* _Texte de la page_
● ● ● ● ●

    • La Caisse s’est embarquée dans les projets d’infrastructures au moment où il lui était de plus en plus difficile de trouver des rendements intéressants pour ses placements. Avec le REM, le gouvernement lui garantit 8 %, ce qui revient à dire qu’il épongera tous les déficits ne permettant d’obtenir ce rendement. Si un scénario semblable est retenu pour Québec, cela ajoutera à la facture du projet. Pour le moment, le gouvernement n’est pas très réceptif aux doléances avec les commissions de transport aux prises avec des déficits récurrents et croissants. Il pourra plus difficilement faire la sourde oreille quand il s’agira du bas de laine des Québécois.

  2. Michel-Marie Bellemare Michel-Marie Bellemare

    Bonjour Louis,
    j’aime bien ta recension.
    C’était un des thèmes récurrents des analyses de Gérard Bélanger, que celui des impacts de la dissociation entre les payeurs et les bénéficiaires dans les cas de programmes publics, et qui explique en bonne partie ce que tu appelles l’erreur de précipitation, en plus bien sûr de l’incertitude des décideurs devant la reprise d’une inflation qu’on n’avait pas vue depuis plus de trente ans, et dont la plupart des économistes ont sous-estimé la durée.
    La deuxième erreur, comme tu l’appelles, celle de la réduction du projet au tracé principal de l’axe est-ouest a aussi fait ressurgir cette opposition entre les intérêts des banlieues d’avant 2002 et ceux des villes centres Québec et Sainte-Foy, et il ne fallait pas être devin pour prévoir qu’elle ferait fondre l’appui au projet.

● ● ● ● ●

* _Données étudiées_
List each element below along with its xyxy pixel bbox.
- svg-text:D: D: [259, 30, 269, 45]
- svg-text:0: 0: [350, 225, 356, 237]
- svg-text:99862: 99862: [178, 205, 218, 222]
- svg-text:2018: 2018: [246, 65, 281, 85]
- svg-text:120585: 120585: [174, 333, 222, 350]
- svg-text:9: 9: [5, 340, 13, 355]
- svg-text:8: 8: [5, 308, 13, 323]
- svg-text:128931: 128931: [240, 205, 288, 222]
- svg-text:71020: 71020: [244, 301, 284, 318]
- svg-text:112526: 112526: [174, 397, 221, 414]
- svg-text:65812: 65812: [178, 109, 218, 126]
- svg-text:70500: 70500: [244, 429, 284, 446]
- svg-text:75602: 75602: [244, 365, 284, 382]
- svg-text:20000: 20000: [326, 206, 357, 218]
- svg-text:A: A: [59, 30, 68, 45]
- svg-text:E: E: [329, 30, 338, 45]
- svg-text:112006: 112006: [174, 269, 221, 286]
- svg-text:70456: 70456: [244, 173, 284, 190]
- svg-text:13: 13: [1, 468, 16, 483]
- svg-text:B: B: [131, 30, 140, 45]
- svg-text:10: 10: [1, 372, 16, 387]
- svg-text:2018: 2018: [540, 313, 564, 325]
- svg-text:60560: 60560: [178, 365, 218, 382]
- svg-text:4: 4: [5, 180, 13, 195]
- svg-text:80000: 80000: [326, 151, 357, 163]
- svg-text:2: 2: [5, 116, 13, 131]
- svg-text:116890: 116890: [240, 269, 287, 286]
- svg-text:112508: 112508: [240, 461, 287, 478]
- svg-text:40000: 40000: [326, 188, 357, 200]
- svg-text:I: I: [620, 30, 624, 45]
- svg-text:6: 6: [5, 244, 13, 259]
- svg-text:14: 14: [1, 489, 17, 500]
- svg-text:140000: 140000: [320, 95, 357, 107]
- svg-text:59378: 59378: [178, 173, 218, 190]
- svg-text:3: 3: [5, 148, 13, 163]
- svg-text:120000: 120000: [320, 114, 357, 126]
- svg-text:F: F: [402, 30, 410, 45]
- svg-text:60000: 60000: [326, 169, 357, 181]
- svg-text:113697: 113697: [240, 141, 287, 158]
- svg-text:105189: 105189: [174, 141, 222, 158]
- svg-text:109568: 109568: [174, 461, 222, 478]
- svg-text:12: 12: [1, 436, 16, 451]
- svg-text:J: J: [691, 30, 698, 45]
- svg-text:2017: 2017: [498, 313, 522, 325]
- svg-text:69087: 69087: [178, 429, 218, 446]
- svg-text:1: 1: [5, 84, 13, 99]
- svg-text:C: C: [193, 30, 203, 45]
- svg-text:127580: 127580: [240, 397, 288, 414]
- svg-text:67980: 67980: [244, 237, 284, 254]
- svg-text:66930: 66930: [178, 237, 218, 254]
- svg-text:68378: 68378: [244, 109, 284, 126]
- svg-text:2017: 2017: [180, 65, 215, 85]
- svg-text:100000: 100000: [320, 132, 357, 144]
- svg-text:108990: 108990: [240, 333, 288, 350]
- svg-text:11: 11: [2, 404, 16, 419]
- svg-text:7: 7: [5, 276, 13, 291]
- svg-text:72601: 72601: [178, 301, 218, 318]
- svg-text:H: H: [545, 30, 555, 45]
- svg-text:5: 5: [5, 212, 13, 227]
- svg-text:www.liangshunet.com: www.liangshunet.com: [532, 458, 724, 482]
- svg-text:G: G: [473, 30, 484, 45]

● ● ● ● ●

* _Exercices proposés_
a - D'après le texte de la page, quel rendement le gouvernement garantit-il à la Caisse avec le REM ?
b - Citez le passage du texte de la page compris entre « C’était un des » et « l’appui au projet. », ces deux segments inclus.

* _Exercices corrigés_
a - Un rendement de 8 %.

b -
C’était un des thèmes récurrents des analyses de Gérard Bélanger, que celui des impacts de la dissociation entre les payeurs et les bénéficiaires dans les cas de programmes publics, et qui explique en bonne partie ce que tu appelles l’erreur de précipitation, en plus bien sûr de l’incertitude des décideurs devant la reprise d’une inflation qu’on n’avait pas vue depuis plus de trente ans, et dont la plupart des économistes ont sous-estimé la durée.
    La deuxième erreur, comme tu l’appelles, celle de la réduction du projet au tracé principal de l’axe est-ouest a aussi fait ressurgir cette opposition entre les intérêts des banlieues d’avant 2002 et ceux des villes centres Québec et Sainte-Foy, et il ne fallait pas être devin pour prévoir qu’elle ferait fondre l’appui au projet.